====== Information shown

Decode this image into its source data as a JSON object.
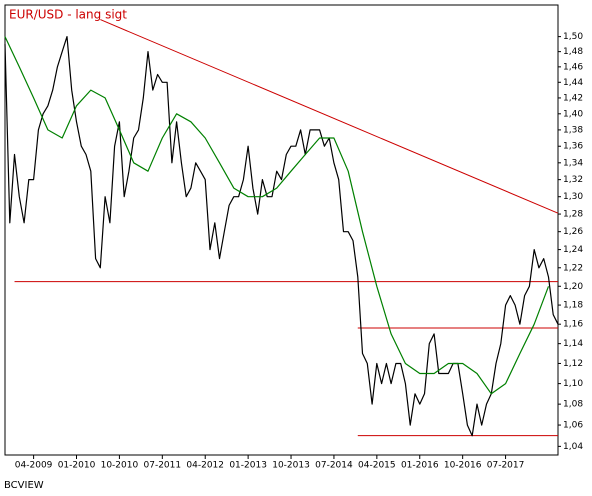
{
  "chart_data": {
    "type": "line",
    "title": "EUR/USD - lang sigt",
    "source": "BCVIEW",
    "log_scale": true,
    "xlim": [
      "10-2008",
      "06-2018"
    ],
    "xticks": [
      "04-2009",
      "01-2010",
      "10-2010",
      "07-2011",
      "04-2012",
      "01-2013",
      "10-2013",
      "07-2014",
      "04-2015",
      "01-2016",
      "10-2016",
      "07-2017"
    ],
    "ylim": [
      1.032,
      1.543
    ],
    "yticks": [
      {
        "value": 1.04,
        "label": "1,04"
      },
      {
        "value": 1.06,
        "label": "1,06"
      },
      {
        "value": 1.08,
        "label": "1,08"
      },
      {
        "value": 1.1,
        "label": "1,10"
      },
      {
        "value": 1.12,
        "label": "1,12"
      },
      {
        "value": 1.14,
        "label": "1,14"
      },
      {
        "value": 1.16,
        "label": "1,16"
      },
      {
        "value": 1.18,
        "label": "1,18"
      },
      {
        "value": 1.2,
        "label": "1,20"
      },
      {
        "value": 1.22,
        "label": "1,22"
      },
      {
        "value": 1.24,
        "label": "1,24"
      },
      {
        "value": 1.26,
        "label": "1,26"
      },
      {
        "value": 1.28,
        "label": "1,28"
      },
      {
        "value": 1.3,
        "label": "1,30"
      },
      {
        "value": 1.32,
        "label": "1,32"
      },
      {
        "value": 1.34,
        "label": "1,34"
      },
      {
        "value": 1.36,
        "label": "1,36"
      },
      {
        "value": 1.38,
        "label": "1,38"
      },
      {
        "value": 1.4,
        "label": "1,40"
      },
      {
        "value": 1.42,
        "label": "1,42"
      },
      {
        "value": 1.44,
        "label": "1,44"
      },
      {
        "value": 1.46,
        "label": "1,46"
      },
      {
        "value": 1.48,
        "label": "1,48"
      },
      {
        "value": 1.5,
        "label": "1,50"
      }
    ],
    "series": [
      {
        "color": "#000000",
        "x": [
          "10-2008",
          "11-2008",
          "12-2008",
          "01-2009",
          "02-2009",
          "03-2009",
          "04-2009",
          "05-2009",
          "06-2009",
          "07-2009",
          "08-2009",
          "09-2009",
          "10-2009",
          "11-2009",
          "12-2009",
          "01-2010",
          "02-2010",
          "03-2010",
          "04-2010",
          "05-2010",
          "06-2010",
          "07-2010",
          "08-2010",
          "09-2010",
          "10-2010",
          "11-2010",
          "12-2010",
          "01-2011",
          "02-2011",
          "03-2011",
          "04-2011",
          "05-2011",
          "06-2011",
          "07-2011",
          "08-2011",
          "09-2011",
          "10-2011",
          "11-2011",
          "12-2011",
          "01-2012",
          "02-2012",
          "03-2012",
          "04-2012",
          "05-2012",
          "06-2012",
          "07-2012",
          "08-2012",
          "09-2012",
          "10-2012",
          "11-2012",
          "12-2012",
          "01-2013",
          "02-2013",
          "03-2013",
          "04-2013",
          "05-2013",
          "06-2013",
          "07-2013",
          "08-2013",
          "09-2013",
          "10-2013",
          "11-2013",
          "12-2013",
          "01-2014",
          "02-2014",
          "03-2014",
          "04-2014",
          "05-2014",
          "06-2014",
          "07-2014",
          "08-2014",
          "09-2014",
          "10-2014",
          "11-2014",
          "12-2014",
          "01-2015",
          "02-2015",
          "03-2015",
          "04-2015",
          "05-2015",
          "06-2015",
          "07-2015",
          "08-2015",
          "09-2015",
          "10-2015",
          "11-2015",
          "12-2015",
          "01-2016",
          "02-2016",
          "03-2016",
          "04-2016",
          "05-2016",
          "06-2016",
          "07-2016",
          "08-2016",
          "09-2016",
          "10-2016",
          "11-2016",
          "12-2016",
          "01-2017",
          "02-2017",
          "03-2017",
          "04-2017",
          "05-2017",
          "06-2017",
          "07-2017",
          "08-2017",
          "09-2017",
          "10-2017",
          "11-2017",
          "12-2017",
          "01-2018",
          "02-2018",
          "03-2018",
          "04-2018",
          "05-2018",
          "06-2018"
        ],
        "values": [
          1.49,
          1.27,
          1.35,
          1.3,
          1.27,
          1.32,
          1.32,
          1.38,
          1.4,
          1.41,
          1.43,
          1.46,
          1.48,
          1.5,
          1.43,
          1.39,
          1.36,
          1.35,
          1.33,
          1.23,
          1.22,
          1.3,
          1.27,
          1.36,
          1.39,
          1.3,
          1.33,
          1.37,
          1.38,
          1.42,
          1.48,
          1.43,
          1.45,
          1.44,
          1.44,
          1.34,
          1.39,
          1.34,
          1.3,
          1.31,
          1.34,
          1.33,
          1.32,
          1.24,
          1.27,
          1.23,
          1.26,
          1.29,
          1.3,
          1.3,
          1.32,
          1.36,
          1.31,
          1.28,
          1.32,
          1.3,
          1.3,
          1.33,
          1.32,
          1.35,
          1.36,
          1.36,
          1.38,
          1.35,
          1.38,
          1.38,
          1.38,
          1.36,
          1.37,
          1.34,
          1.32,
          1.26,
          1.26,
          1.25,
          1.21,
          1.13,
          1.12,
          1.08,
          1.12,
          1.1,
          1.12,
          1.1,
          1.12,
          1.12,
          1.1,
          1.06,
          1.09,
          1.08,
          1.09,
          1.14,
          1.15,
          1.11,
          1.11,
          1.11,
          1.12,
          1.12,
          1.09,
          1.06,
          1.05,
          1.08,
          1.06,
          1.08,
          1.09,
          1.12,
          1.14,
          1.18,
          1.19,
          1.18,
          1.16,
          1.19,
          1.2,
          1.24,
          1.22,
          1.23,
          1.21,
          1.17,
          1.16
        ]
      },
      {
        "color": "#008000",
        "x": [
          "10-2008",
          "01-2009",
          "04-2009",
          "07-2009",
          "10-2009",
          "01-2010",
          "04-2010",
          "07-2010",
          "10-2010",
          "01-2011",
          "04-2011",
          "07-2011",
          "10-2011",
          "01-2012",
          "04-2012",
          "07-2012",
          "10-2012",
          "01-2013",
          "04-2013",
          "07-2013",
          "10-2013",
          "01-2014",
          "04-2014",
          "07-2014",
          "10-2014",
          "01-2015",
          "04-2015",
          "07-2015",
          "10-2015",
          "01-2016",
          "04-2016",
          "07-2016",
          "10-2016",
          "01-2017",
          "04-2017",
          "07-2017",
          "10-2017",
          "01-2018",
          "04-2018"
        ],
        "values": [
          1.5,
          1.46,
          1.42,
          1.38,
          1.37,
          1.41,
          1.43,
          1.42,
          1.38,
          1.34,
          1.33,
          1.37,
          1.4,
          1.39,
          1.37,
          1.34,
          1.31,
          1.3,
          1.3,
          1.31,
          1.33,
          1.35,
          1.37,
          1.37,
          1.33,
          1.26,
          1.2,
          1.15,
          1.12,
          1.11,
          1.11,
          1.12,
          1.12,
          1.11,
          1.09,
          1.1,
          1.13,
          1.16,
          1.2
        ]
      }
    ],
    "reference_lines": [
      {
        "color": "#cc0000",
        "x": [
          "06-2010",
          "06-2018"
        ],
        "y": [
          1.523,
          1.281
        ]
      },
      {
        "color": "#cc0000",
        "x": [
          "12-2008",
          "06-2018"
        ],
        "y": [
          1.205,
          1.205
        ]
      },
      {
        "color": "#cc0000",
        "x": [
          "12-2014",
          "06-2018"
        ],
        "y": [
          1.156,
          1.156
        ]
      },
      {
        "color": "#cc0000",
        "x": [
          "12-2014",
          "06-2018"
        ],
        "y": [
          1.05,
          1.05
        ]
      }
    ]
  }
}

============

Exclude every picture and copy the remaining data exactly.

- Exercise answer -
Decode this image into its source data as a JSON object.
{
  "chart_data": {
    "type": "line",
    "title": "EUR/USD - lang sigt",
    "source": "BCVIEW",
    "log_scale": true,
    "xlim": [
      "10-2008",
      "06-2018"
    ],
    "xticks": [
      "04-2009",
      "01-2010",
      "10-2010",
      "07-2011",
      "04-2012",
      "01-2013",
      "10-2013",
      "07-2014",
      "04-2015",
      "01-2016",
      "10-2016",
      "07-2017"
    ],
    "ylim": [
      1.032,
      1.543
    ],
    "yticks": [
      {
        "value": 1.04,
        "label": "1,04"
      },
      {
        "value": 1.06,
        "label": "1,06"
      },
      {
        "value": 1.08,
        "label": "1,08"
      },
      {
        "value": 1.1,
        "label": "1,10"
      },
      {
        "value": 1.12,
        "label": "1,12"
      },
      {
        "value": 1.14,
        "label": "1,14"
      },
      {
        "value": 1.16,
        "label": "1,16"
      },
      {
        "value": 1.18,
        "label": "1,18"
      },
      {
        "value": 1.2,
        "label": "1,20"
      },
      {
        "value": 1.22,
        "label": "1,22"
      },
      {
        "value": 1.24,
        "label": "1,24"
      },
      {
        "value": 1.26,
        "label": "1,26"
      },
      {
        "value": 1.28,
        "label": "1,28"
      },
      {
        "value": 1.3,
        "label": "1,30"
      },
      {
        "value": 1.32,
        "label": "1,32"
      },
      {
        "value": 1.34,
        "label": "1,34"
      },
      {
        "value": 1.36,
        "label": "1,36"
      },
      {
        "value": 1.38,
        "label": "1,38"
      },
      {
        "value": 1.4,
        "label": "1,40"
      },
      {
        "value": 1.42,
        "label": "1,42"
      },
      {
        "value": 1.44,
        "label": "1,44"
      },
      {
        "value": 1.46,
        "label": "1,46"
      },
      {
        "value": 1.48,
        "label": "1,48"
      },
      {
        "value": 1.5,
        "label": "1,50"
      }
    ],
    "series": [
      {
        "color": "#000000",
        "x": [
          "10-2008",
          "11-2008",
          "12-2008",
          "01-2009",
          "02-2009",
          "03-2009",
          "04-2009",
          "05-2009",
          "06-2009",
          "07-2009",
          "08-2009",
          "09-2009",
          "10-2009",
          "11-2009",
          "12-2009",
          "01-2010",
          "02-2010",
          "03-2010",
          "04-2010",
          "05-2010",
          "06-2010",
          "07-2010",
          "08-2010",
          "09-2010",
          "10-2010",
          "11-2010",
          "12-2010",
          "01-2011",
          "02-2011",
          "03-2011",
          "04-2011",
          "05-2011",
          "06-2011",
          "07-2011",
          "08-2011",
          "09-2011",
          "10-2011",
          "11-2011",
          "12-2011",
          "01-2012",
          "02-2012",
          "03-2012",
          "04-2012",
          "05-2012",
          "06-2012",
          "07-2012",
          "08-2012",
          "09-2012",
          "10-2012",
          "11-2012",
          "12-2012",
          "01-2013",
          "02-2013",
          "03-2013",
          "04-2013",
          "05-2013",
          "06-2013",
          "07-2013",
          "08-2013",
          "09-2013",
          "10-2013",
          "11-2013",
          "12-2013",
          "01-2014",
          "02-2014",
          "03-2014",
          "04-2014",
          "05-2014",
          "06-2014",
          "07-2014",
          "08-2014",
          "09-2014",
          "10-2014",
          "11-2014",
          "12-2014",
          "01-2015",
          "02-2015",
          "03-2015",
          "04-2015",
          "05-2015",
          "06-2015",
          "07-2015",
          "08-2015",
          "09-2015",
          "10-2015",
          "11-2015",
          "12-2015",
          "01-2016",
          "02-2016",
          "03-2016",
          "04-2016",
          "05-2016",
          "06-2016",
          "07-2016",
          "08-2016",
          "09-2016",
          "10-2016",
          "11-2016",
          "12-2016",
          "01-2017",
          "02-2017",
          "03-2017",
          "04-2017",
          "05-2017",
          "06-2017",
          "07-2017",
          "08-2017",
          "09-2017",
          "10-2017",
          "11-2017",
          "12-2017",
          "01-2018",
          "02-2018",
          "03-2018",
          "04-2018",
          "05-2018",
          "06-2018"
        ],
        "values": [
          1.49,
          1.27,
          1.35,
          1.3,
          1.27,
          1.32,
          1.32,
          1.38,
          1.4,
          1.41,
          1.43,
          1.46,
          1.48,
          1.5,
          1.43,
          1.39,
          1.36,
          1.35,
          1.33,
          1.23,
          1.22,
          1.3,
          1.27,
          1.36,
          1.39,
          1.3,
          1.33,
          1.37,
          1.38,
          1.42,
          1.48,
          1.43,
          1.45,
          1.44,
          1.44,
          1.34,
          1.39,
          1.34,
          1.3,
          1.31,
          1.34,
          1.33,
          1.32,
          1.24,
          1.27,
          1.23,
          1.26,
          1.29,
          1.3,
          1.3,
          1.32,
          1.36,
          1.31,
          1.28,
          1.32,
          1.3,
          1.3,
          1.33,
          1.32,
          1.35,
          1.36,
          1.36,
          1.38,
          1.35,
          1.38,
          1.38,
          1.38,
          1.36,
          1.37,
          1.34,
          1.32,
          1.26,
          1.26,
          1.25,
          1.21,
          1.13,
          1.12,
          1.08,
          1.12,
          1.1,
          1.12,
          1.1,
          1.12,
          1.12,
          1.1,
          1.06,
          1.09,
          1.08,
          1.09,
          1.14,
          1.15,
          1.11,
          1.11,
          1.11,
          1.12,
          1.12,
          1.09,
          1.06,
          1.05,
          1.08,
          1.06,
          1.08,
          1.09,
          1.12,
          1.14,
          1.18,
          1.19,
          1.18,
          1.16,
          1.19,
          1.2,
          1.24,
          1.22,
          1.23,
          1.21,
          1.17,
          1.16
        ]
      },
      {
        "color": "#008000",
        "x": [
          "10-2008",
          "01-2009",
          "04-2009",
          "07-2009",
          "10-2009",
          "01-2010",
          "04-2010",
          "07-2010",
          "10-2010",
          "01-2011",
          "04-2011",
          "07-2011",
          "10-2011",
          "01-2012",
          "04-2012",
          "07-2012",
          "10-2012",
          "01-2013",
          "04-2013",
          "07-2013",
          "10-2013",
          "01-2014",
          "04-2014",
          "07-2014",
          "10-2014",
          "01-2015",
          "04-2015",
          "07-2015",
          "10-2015",
          "01-2016",
          "04-2016",
          "07-2016",
          "10-2016",
          "01-2017",
          "04-2017",
          "07-2017",
          "10-2017",
          "01-2018",
          "04-2018"
        ],
        "values": [
          1.5,
          1.46,
          1.42,
          1.38,
          1.37,
          1.41,
          1.43,
          1.42,
          1.38,
          1.34,
          1.33,
          1.37,
          1.4,
          1.39,
          1.37,
          1.34,
          1.31,
          1.3,
          1.3,
          1.31,
          1.33,
          1.35,
          1.37,
          1.37,
          1.33,
          1.26,
          1.2,
          1.15,
          1.12,
          1.11,
          1.11,
          1.12,
          1.12,
          1.11,
          1.09,
          1.1,
          1.13,
          1.16,
          1.2
        ]
      }
    ],
    "reference_lines": [
      {
        "color": "#cc0000",
        "x": [
          "06-2010",
          "06-2018"
        ],
        "y": [
          1.523,
          1.281
        ]
      },
      {
        "color": "#cc0000",
        "x": [
          "12-2008",
          "06-2018"
        ],
        "y": [
          1.205,
          1.205
        ]
      },
      {
        "color": "#cc0000",
        "x": [
          "12-2014",
          "06-2018"
        ],
        "y": [
          1.156,
          1.156
        ]
      },
      {
        "color": "#cc0000",
        "x": [
          "12-2014",
          "06-2018"
        ],
        "y": [
          1.05,
          1.05
        ]
      }
    ]
  }
}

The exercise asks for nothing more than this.